Extracts from a graphics dataset:
■ ■ ■ ■ ■ ■ ■

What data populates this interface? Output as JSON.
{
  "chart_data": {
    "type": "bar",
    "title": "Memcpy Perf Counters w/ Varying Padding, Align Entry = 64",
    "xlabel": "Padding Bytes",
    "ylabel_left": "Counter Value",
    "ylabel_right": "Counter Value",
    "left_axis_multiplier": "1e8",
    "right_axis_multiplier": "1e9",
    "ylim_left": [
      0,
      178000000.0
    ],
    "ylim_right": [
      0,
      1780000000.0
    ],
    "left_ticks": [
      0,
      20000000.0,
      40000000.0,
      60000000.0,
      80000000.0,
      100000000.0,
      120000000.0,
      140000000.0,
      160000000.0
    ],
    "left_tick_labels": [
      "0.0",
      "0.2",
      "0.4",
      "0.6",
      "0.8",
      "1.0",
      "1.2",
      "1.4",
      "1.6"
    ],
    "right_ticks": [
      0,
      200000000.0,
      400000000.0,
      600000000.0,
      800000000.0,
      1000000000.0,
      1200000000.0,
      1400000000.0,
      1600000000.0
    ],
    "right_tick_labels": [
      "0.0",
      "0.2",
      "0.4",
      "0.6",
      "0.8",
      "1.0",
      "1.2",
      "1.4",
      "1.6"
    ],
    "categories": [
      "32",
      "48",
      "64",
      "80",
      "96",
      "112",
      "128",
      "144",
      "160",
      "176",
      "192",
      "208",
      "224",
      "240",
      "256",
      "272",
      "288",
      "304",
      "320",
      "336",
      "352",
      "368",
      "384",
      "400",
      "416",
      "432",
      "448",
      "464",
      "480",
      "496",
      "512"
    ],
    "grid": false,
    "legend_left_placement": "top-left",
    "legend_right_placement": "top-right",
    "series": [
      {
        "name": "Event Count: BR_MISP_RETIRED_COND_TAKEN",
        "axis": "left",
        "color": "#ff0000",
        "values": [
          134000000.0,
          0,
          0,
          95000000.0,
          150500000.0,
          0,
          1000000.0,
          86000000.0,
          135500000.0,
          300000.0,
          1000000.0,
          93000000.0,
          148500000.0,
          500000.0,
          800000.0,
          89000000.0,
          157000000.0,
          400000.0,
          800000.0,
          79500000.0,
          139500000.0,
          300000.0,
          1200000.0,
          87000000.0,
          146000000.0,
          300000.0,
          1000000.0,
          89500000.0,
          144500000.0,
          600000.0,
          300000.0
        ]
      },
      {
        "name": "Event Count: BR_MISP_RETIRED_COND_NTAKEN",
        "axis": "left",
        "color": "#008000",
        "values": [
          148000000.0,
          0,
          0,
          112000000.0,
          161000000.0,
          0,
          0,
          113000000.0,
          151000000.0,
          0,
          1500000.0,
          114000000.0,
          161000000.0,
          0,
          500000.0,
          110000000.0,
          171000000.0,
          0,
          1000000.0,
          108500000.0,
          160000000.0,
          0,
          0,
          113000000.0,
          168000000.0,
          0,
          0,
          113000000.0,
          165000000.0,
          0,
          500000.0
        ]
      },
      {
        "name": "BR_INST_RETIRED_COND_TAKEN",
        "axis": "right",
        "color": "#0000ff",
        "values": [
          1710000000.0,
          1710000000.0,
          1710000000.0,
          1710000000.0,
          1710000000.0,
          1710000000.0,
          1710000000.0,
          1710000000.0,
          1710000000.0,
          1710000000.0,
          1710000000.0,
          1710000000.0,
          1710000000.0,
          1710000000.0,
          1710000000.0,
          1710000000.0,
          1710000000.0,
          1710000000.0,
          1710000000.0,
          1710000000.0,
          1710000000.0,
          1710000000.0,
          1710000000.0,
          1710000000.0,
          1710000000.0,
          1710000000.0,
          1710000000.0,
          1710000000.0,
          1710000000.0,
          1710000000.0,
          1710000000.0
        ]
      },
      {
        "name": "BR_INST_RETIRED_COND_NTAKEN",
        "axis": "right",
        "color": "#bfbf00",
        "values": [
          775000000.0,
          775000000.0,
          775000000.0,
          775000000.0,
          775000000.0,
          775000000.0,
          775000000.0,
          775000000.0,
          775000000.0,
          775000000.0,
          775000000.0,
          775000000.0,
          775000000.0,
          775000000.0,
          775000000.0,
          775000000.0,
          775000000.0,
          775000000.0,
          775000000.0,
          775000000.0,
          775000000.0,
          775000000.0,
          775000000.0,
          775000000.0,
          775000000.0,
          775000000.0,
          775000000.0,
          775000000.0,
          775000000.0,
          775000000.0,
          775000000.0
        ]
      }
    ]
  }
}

■ ■ ■ ■ ■ ■ ■

### Directions:
Your task is to quote all of the data word for word.

### Solution for this problem:
What data populates this interface? Output as JSON.
{
  "chart_data": {
    "type": "bar",
    "title": "Memcpy Perf Counters w/ Varying Padding, Align Entry = 64",
    "xlabel": "Padding Bytes",
    "ylabel_left": "Counter Value",
    "ylabel_right": "Counter Value",
    "left_axis_multiplier": "1e8",
    "right_axis_multiplier": "1e9",
    "ylim_left": [
      0,
      178000000.0
    ],
    "ylim_right": [
      0,
      1780000000.0
    ],
    "left_ticks": [
      0,
      20000000.0,
      40000000.0,
      60000000.0,
      80000000.0,
      100000000.0,
      120000000.0,
      140000000.0,
      160000000.0
    ],
    "left_tick_labels": [
      "0.0",
      "0.2",
      "0.4",
      "0.6",
      "0.8",
      "1.0",
      "1.2",
      "1.4",
      "1.6"
    ],
    "right_ticks": [
      0,
      200000000.0,
      400000000.0,
      600000000.0,
      800000000.0,
      1000000000.0,
      1200000000.0,
      1400000000.0,
      1600000000.0
    ],
    "right_tick_labels": [
      "0.0",
      "0.2",
      "0.4",
      "0.6",
      "0.8",
      "1.0",
      "1.2",
      "1.4",
      "1.6"
    ],
    "categories": [
      "32",
      "48",
      "64",
      "80",
      "96",
      "112",
      "128",
      "144",
      "160",
      "176",
      "192",
      "208",
      "224",
      "240",
      "256",
      "272",
      "288",
      "304",
      "320",
      "336",
      "352",
      "368",
      "384",
      "400",
      "416",
      "432",
      "448",
      "464",
      "480",
      "496",
      "512"
    ],
    "grid": false,
    "legend_left_placement": "top-left",
    "legend_right_placement": "top-right",
    "series": [
      {
        "name": "Event Count: BR_MISP_RETIRED_COND_TAKEN",
        "axis": "left",
        "color": "#ff0000",
        "values": [
          134000000.0,
          0,
          0,
          95000000.0,
          150500000.0,
          0,
          1000000.0,
          86000000.0,
          135500000.0,
          300000.0,
          1000000.0,
          93000000.0,
          148500000.0,
          500000.0,
          800000.0,
          89000000.0,
          157000000.0,
          400000.0,
          800000.0,
          79500000.0,
          139500000.0,
          300000.0,
          1200000.0,
          87000000.0,
          146000000.0,
          300000.0,
          1000000.0,
          89500000.0,
          144500000.0,
          600000.0,
          300000.0
        ]
      },
      {
        "name": "Event Count: BR_MISP_RETIRED_COND_NTAKEN",
        "axis": "left",
        "color": "#008000",
        "values": [
          148000000.0,
          0,
          0,
          112000000.0,
          161000000.0,
          0,
          0,
          113000000.0,
          151000000.0,
          0,
          1500000.0,
          114000000.0,
          161000000.0,
          0,
          500000.0,
          110000000.0,
          171000000.0,
          0,
          1000000.0,
          108500000.0,
          160000000.0,
          0,
          0,
          113000000.0,
          168000000.0,
          0,
          0,
          113000000.0,
          165000000.0,
          0,
          500000.0
        ]
      },
      {
        "name": "BR_INST_RETIRED_COND_TAKEN",
        "axis": "right",
        "color": "#0000ff",
        "values": [
          1710000000.0,
          1710000000.0,
          1710000000.0,
          1710000000.0,
          1710000000.0,
          1710000000.0,
          1710000000.0,
          1710000000.0,
          1710000000.0,
          1710000000.0,
          1710000000.0,
          1710000000.0,
          1710000000.0,
          1710000000.0,
          1710000000.0,
          1710000000.0,
          1710000000.0,
          1710000000.0,
          1710000000.0,
          1710000000.0,
          1710000000.0,
          1710000000.0,
          1710000000.0,
          1710000000.0,
          1710000000.0,
          1710000000.0,
          1710000000.0,
          1710000000.0,
          1710000000.0,
          1710000000.0,
          1710000000.0
        ]
      },
      {
        "name": "BR_INST_RETIRED_COND_NTAKEN",
        "axis": "right",
        "color": "#bfbf00",
        "values": [
          775000000.0,
          775000000.0,
          775000000.0,
          775000000.0,
          775000000.0,
          775000000.0,
          775000000.0,
          775000000.0,
          775000000.0,
          775000000.0,
          775000000.0,
          775000000.0,
          775000000.0,
          775000000.0,
          775000000.0,
          775000000.0,
          775000000.0,
          775000000.0,
          775000000.0,
          775000000.0,
          775000000.0,
          775000000.0,
          775000000.0,
          775000000.0,
          775000000.0,
          775000000.0,
          775000000.0,
          775000000.0,
          775000000.0,
          775000000.0,
          775000000.0
        ]
      }
    ]
  }
}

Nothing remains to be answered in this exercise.